• Assignment:
Go through the records and extract every line with the word "usted".

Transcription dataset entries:
- - - - - - -

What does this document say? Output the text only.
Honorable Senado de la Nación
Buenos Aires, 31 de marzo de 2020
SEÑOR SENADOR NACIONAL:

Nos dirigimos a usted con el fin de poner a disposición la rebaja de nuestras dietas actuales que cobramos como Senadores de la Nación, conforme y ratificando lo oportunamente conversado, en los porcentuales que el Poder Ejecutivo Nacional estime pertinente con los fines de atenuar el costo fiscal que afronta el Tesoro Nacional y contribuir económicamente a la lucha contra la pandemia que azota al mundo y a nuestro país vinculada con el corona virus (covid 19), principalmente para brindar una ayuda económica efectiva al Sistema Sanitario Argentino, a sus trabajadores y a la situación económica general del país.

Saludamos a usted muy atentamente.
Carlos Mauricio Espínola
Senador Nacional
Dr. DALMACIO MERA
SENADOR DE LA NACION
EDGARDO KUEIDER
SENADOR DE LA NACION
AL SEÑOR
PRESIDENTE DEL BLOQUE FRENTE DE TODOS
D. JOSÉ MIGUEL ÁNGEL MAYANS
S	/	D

- - - - - - -

• Answer to this exercise:
Nos dirigimos a usted con el fin de poner a disposición la rebaja de nuestras dietas actuales que cobramos como Senadores de la Nación, conforme y ratificando lo oportunamente conversado, en los porcentuales que el Poder Ejecutivo Nacional estime pertinente con los fines de atenuar el costo fiscal que afronta el Tesoro Nacional y contribuir económicamente a la lucha contra la pandemia que azota al mundo y a nuestro país vinculada con el corona virus (covid 19), principalmente para brindar una ayuda económica efectiva al Sistema Sanitario Argentino, a sus trabajadores y a la situación económica general del país.
Saludamos a usted muy atentamente.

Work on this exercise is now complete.